» Problem to work on
Leave out any picture and return the remaining listing below exactly as given.
+ + + + + + +
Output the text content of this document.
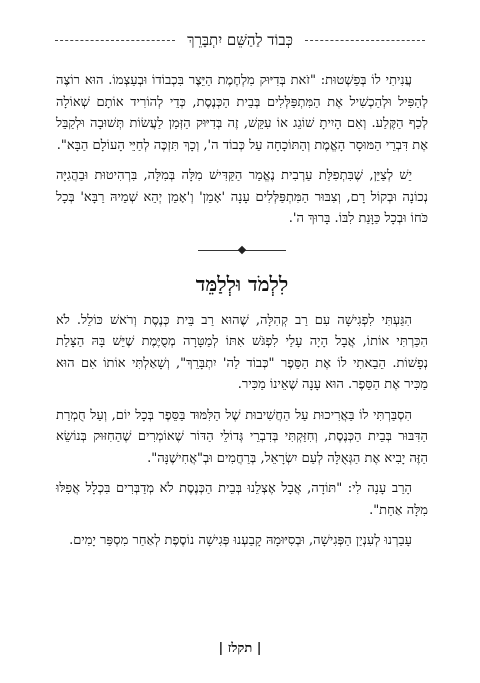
כְּבוֹד לַהַשֵּׁם יִתְבָּרֵךְ

עֲנִיתִי לוֹ בְּפַשְׁטוּת: "זֹאת בְּדִיּוּק מִלְחֶמֶת הַיֵּצֶר בִּכְבוֹדוֹ וּבְעַצְמוֹ. הוּא רוֹצֶה לְהַפִּיל וּלְהַכְשִׁיל אֶת הַמִּתְפַּלְּלִים בְּבֵית הַכְּנֶסֶת, כְּדֵי לְהוֹרִיד אוֹתָם שְׁאוֹלָה לְכַף הַקֶּלַע. וְאִם הָיִיתָ שׁוֹגֵג אוֹ עִקֵּשׁ, זֶה בְּדִיּוּק הַזְּמַן לַעֲשׂוֹת תְּשׁוּבָה וּלְקַבֵּל אֶת דִּבְרֵי הַמּוּסָר הָאֱמֶת וְהַתּוֹכָחָה עַל כְּבוֹד ה', וְכָךְ תִּזְכֶּה לְחַיֵּי הָעוֹלָם הַבָּא".

יֵשׁ לְצַיֵּן, שֶׁבִּתְפִלַּת עַרְבִית נֶאֱמַר הַקַּדִּישׁ מִלָּה בְּמִלָּה, בִּרְהִיטוּת וּבַהֲגִיָּה נְכוֹנָה וּבְקוֹל רָם, וְצִבּוּר הַמִּתְפַּלְּלִים עָנָה 'אָמֵן' וְ'אָמֵן יְהֵא שְׁמֵיהּ רַבָּא' בְּכָל כֹּחוֹ וּבְכָל כַּוָּנַת לִבּוֹ. בָּרוּךְ ה'.

לִלְמֹד וּלְלַמֵּד

הִגַּעְתִּי לִפְגִישָׁה עִם רַב קְהִלָּה, שֶׁהוּא רַב בֵּית כְּנֶסֶת וְרֹאשׁ כּוֹלֵל. לֹא הִכַּרְתִּי אוֹתוֹ, אֲבָל הָיָה עָלַי לִפְגֹּשׁ אִתּוֹ לְמַטָּרָה מְסֻיֶּמֶת שֶׁיֵּשׁ בָּהּ הַצָּלַת נְפָשׁוֹת. הֵבֵאתִי לוֹ אֶת הַסֵּפֶר "כְּבוֹד לַה' יִתְבָּרֵךְ", וְשָׁאַלְתִּי אוֹתוֹ אִם הוּא מַכִּיר אֶת הַסֵּפֶר. הוּא עָנָה שֶׁאֵינוֹ מַכִּיר.

הִסְבַּרְתִּי לוֹ בַּאֲרִיכוּת עַל הַחֲשִׁיבוּת שֶׁל הַלִּמּוּד בַּסֵּפֶר בְּכָל יוֹם, וְעַל חֻמְרַת הַדִּבּוּר בְּבֵית הַכְּנֶסֶת, וְחִזַּקְתִּי בְּדִבְרֵי גְּדוֹלֵי הַדּוֹר שֶׁאוֹמְרִים שֶׁהַחִזּוּק בְּנוֹשֵׂא הַזֶּה יָבִיא אֶת הַגְּאֻלָּה לְעַם יִשְׂרָאֵל, בְּרַחֲמִים וּבְ"אֲחִישֶׁנָּה".

הָרַב עָנָה לִי: "תּוֹדָה, אֲבָל אֶצְלֵנוּ בְּבֵית הַכְּנֶסֶת לֹא מְדַבְּרִים בִּכְלָל אֲפִלּוּ מִלָּה אַחַת".

עָבַרְנוּ לְעִנְיַן הַפְּגִישָׁה, וּבְסִיּוּמָהּ קָבַעְנוּ פְּגִישָׁה נוֹסֶפֶת לְאַחַר מִסְפַּר יָמִים.

| תקלז |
+ + + + + + +
» Solved exercise
Output the text content of this document.
כְּבוֹד לַהַשֵּׁם יִתְבָּרֵךְ

עֲנִיתִי לוֹ בְּפַשְׁטוּת: "זֹאת בְּדִיּוּק מִלְחֶמֶת הַיֵּצֶר בִּכְבוֹדוֹ וּבְעַצְמוֹ. הוּא רוֹצֶה לְהַפִּיל וּלְהַכְשִׁיל אֶת הַמִּתְפַּלְּלִים בְּבֵית הַכְּנֶסֶת, כְּדֵי לְהוֹרִיד אוֹתָם שְׁאוֹלָה לְכַף הַקֶּלַע. וְאִם הָיִיתָ שׁוֹגֵג אוֹ עִקֵּשׁ, זֶה בְּדִיּוּק הַזְּמַן לַעֲשׂוֹת תְּשׁוּבָה וּלְקַבֵּל אֶת דִּבְרֵי הַמּוּסָר הָאֱמֶת וְהַתּוֹכָחָה עַל כְּבוֹד ה', וְכָךְ תִּזְכֶּה לְחַיֵּי הָעוֹלָם הַבָּא".

יֵשׁ לְצַיֵּן, שֶׁבִּתְפִלַּת עַרְבִית נֶאֱמַר הַקַּדִּישׁ מִלָּה בְּמִלָּה, בִּרְהִיטוּת וּבַהֲגִיָּה נְכוֹנָה וּבְקוֹל רָם, וְצִבּוּר הַמִּתְפַּלְּלִים עָנָה 'אָמֵן' וְ'אָמֵן יְהֵא שְׁמֵיהּ רַבָּא' בְּכָל כֹּחוֹ וּבְכָל כַּוָּנַת לִבּוֹ. בָּרוּךְ ה'.

לִלְמֹד וּלְלַמֵּד

הִגַּעְתִּי לִפְגִישָׁה עִם רַב קְהִלָּה, שֶׁהוּא רַב בֵּית כְּנֶסֶת וְרֹאשׁ כּוֹלֵל. לֹא הִכַּרְתִּי אוֹתוֹ, אֲבָל הָיָה עָלַי לִפְגֹּשׁ אִתּוֹ לְמַטָּרָה מְסֻיֶּמֶת שֶׁיֵּשׁ בָּהּ הַצָּלַת נְפָשׁוֹת. הֵבֵאתִי לוֹ אֶת הַסֵּפֶר "כְּבוֹד לַה' יִתְבָּרֵךְ", וְשָׁאַלְתִּי אוֹתוֹ אִם הוּא מַכִּיר אֶת הַסֵּפֶר. הוּא עָנָה שֶׁאֵינוֹ מַכִּיר.

הִסְבַּרְתִּי לוֹ בַּאֲרִיכוּת עַל הַחֲשִׁיבוּת שֶׁל הַלִּמּוּד בַּסֵּפֶר בְּכָל יוֹם, וְעַל חֻמְרַת הַדִּבּוּר בְּבֵית הַכְּנֶסֶת, וְחִזַּקְתִּי בְּדִבְרֵי גְּדוֹלֵי הַדּוֹר שֶׁאוֹמְרִים שֶׁהַחִזּוּק בְּנוֹשֵׂא הַזֶּה יָבִיא אֶת הַגְּאֻלָּה לְעַם יִשְׂרָאֵל, בְּרַחֲמִים וּבְ"אֲחִישֶׁנָּה".

הָרַב עָנָה לִי: "תּוֹדָה, אֲבָל אֶצְלֵנוּ בְּבֵית הַכְּנֶסֶת לֹא מְדַבְּרִים בִּכְלָל אֲפִלּוּ מִלָּה אַחַת".

עָבַרְנוּ לְעִנְיַן הַפְּגִישָׁה, וּבְסִיּוּמָהּ קָבַעְנוּ פְּגִישָׁה נוֹסֶפֶת לְאַחַר מִסְפַּר יָמִים.

| תקלז |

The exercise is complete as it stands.